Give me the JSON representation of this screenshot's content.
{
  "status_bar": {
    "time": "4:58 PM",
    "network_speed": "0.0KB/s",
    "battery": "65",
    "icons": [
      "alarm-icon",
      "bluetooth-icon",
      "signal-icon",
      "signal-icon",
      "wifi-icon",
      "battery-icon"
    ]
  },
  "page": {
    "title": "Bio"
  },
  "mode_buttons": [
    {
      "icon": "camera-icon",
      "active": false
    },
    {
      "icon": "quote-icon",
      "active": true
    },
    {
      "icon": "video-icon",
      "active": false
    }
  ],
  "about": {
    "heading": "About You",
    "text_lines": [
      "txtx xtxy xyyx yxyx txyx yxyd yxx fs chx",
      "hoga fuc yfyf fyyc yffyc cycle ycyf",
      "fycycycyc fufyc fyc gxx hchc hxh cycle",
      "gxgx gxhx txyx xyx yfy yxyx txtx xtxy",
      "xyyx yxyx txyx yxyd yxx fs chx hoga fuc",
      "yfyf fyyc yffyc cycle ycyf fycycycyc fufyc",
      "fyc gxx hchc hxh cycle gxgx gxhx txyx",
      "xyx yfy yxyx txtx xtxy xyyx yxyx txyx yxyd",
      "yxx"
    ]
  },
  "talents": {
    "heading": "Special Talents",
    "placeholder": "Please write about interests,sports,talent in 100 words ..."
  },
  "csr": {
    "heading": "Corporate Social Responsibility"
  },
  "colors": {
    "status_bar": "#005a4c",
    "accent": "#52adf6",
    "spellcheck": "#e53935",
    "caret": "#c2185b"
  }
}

══════════════════════════════

▸ **Written instruction**
Please repeat the material above, word for word and in full.

▸ **Solved exercise**
Give me the JSON representation of this screenshot's content.
{
  "status_bar": {
    "time": "4:58 PM",
    "network_speed": "0.0KB/s",
    "battery": "65",
    "icons": [
      "alarm-icon",
      "bluetooth-icon",
      "signal-icon",
      "signal-icon",
      "wifi-icon",
      "battery-icon"
    ]
  },
  "page": {
    "title": "Bio"
  },
  "mode_buttons": [
    {
      "icon": "camera-icon",
      "active": false
    },
    {
      "icon": "quote-icon",
      "active": true
    },
    {
      "icon": "video-icon",
      "active": false
    }
  ],
  "about": {
    "heading": "About You",
    "text_lines": [
      "txtx xtxy xyyx yxyx txyx yxyd yxx fs chx",
      "hoga fuc yfyf fyyc yffyc cycle ycyf",
      "fycycycyc fufyc fyc gxx hchc hxh cycle",
      "gxgx gxhx txyx xyx yfy yxyx txtx xtxy",
      "xyyx yxyx txyx yxyd yxx fs chx hoga fuc",
      "yfyf fyyc yffyc cycle ycyf fycycycyc fufyc",
      "fyc gxx hchc hxh cycle gxgx gxhx txyx",
      "xyx yfy yxyx txtx xtxy xyyx yxyx txyx yxyd",
      "yxx"
    ]
  },
  "talents": {
    "heading": "Special Talents",
    "placeholder": "Please write about interests,sports,talent in 100 words ..."
  },
  "csr": {
    "heading": "Corporate Social Responsibility"
  },
  "colors": {
    "status_bar": "#005a4c",
    "accent": "#52adf6",
    "spellcheck": "#e53935",
    "caret": "#c2185b"
  }
}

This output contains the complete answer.